Exclude the pictures and return every line exactly as written.

Stored dataset items

======

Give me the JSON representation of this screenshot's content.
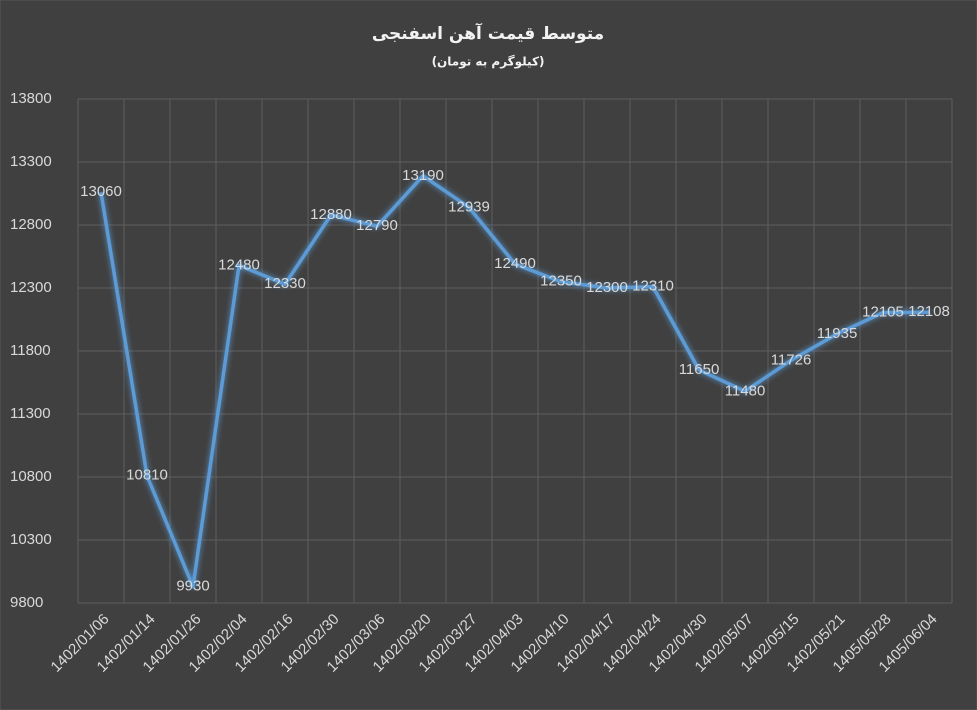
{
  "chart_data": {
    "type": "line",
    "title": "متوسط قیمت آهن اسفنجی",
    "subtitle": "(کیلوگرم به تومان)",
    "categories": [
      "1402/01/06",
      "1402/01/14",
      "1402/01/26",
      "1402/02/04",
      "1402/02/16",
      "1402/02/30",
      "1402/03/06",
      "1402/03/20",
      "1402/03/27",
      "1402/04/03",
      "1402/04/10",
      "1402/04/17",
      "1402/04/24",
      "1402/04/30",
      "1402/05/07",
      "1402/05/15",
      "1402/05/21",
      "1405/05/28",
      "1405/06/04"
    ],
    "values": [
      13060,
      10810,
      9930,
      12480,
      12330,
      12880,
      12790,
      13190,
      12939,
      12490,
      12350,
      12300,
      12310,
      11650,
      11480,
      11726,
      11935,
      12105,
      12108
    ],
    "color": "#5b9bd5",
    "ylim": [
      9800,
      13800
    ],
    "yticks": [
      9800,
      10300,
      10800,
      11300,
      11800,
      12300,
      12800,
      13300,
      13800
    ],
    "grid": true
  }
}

======

EXPECTED OUTPUT:
Give me the JSON representation of this screenshot's content.
{
  "chart_data": {
    "type": "line",
    "title": "متوسط قیمت آهن اسفنجی",
    "subtitle": "(کیلوگرم به تومان)",
    "categories": [
      "1402/01/06",
      "1402/01/14",
      "1402/01/26",
      "1402/02/04",
      "1402/02/16",
      "1402/02/30",
      "1402/03/06",
      "1402/03/20",
      "1402/03/27",
      "1402/04/03",
      "1402/04/10",
      "1402/04/17",
      "1402/04/24",
      "1402/04/30",
      "1402/05/07",
      "1402/05/15",
      "1402/05/21",
      "1405/05/28",
      "1405/06/04"
    ],
    "values": [
      13060,
      10810,
      9930,
      12480,
      12330,
      12880,
      12790,
      13190,
      12939,
      12490,
      12350,
      12300,
      12310,
      11650,
      11480,
      11726,
      11935,
      12105,
      12108
    ],
    "color": "#5b9bd5",
    "ylim": [
      9800,
      13800
    ],
    "yticks": [
      9800,
      10300,
      10800,
      11300,
      11800,
      12300,
      12800,
      13300,
      13800
    ],
    "grid": true
  }
}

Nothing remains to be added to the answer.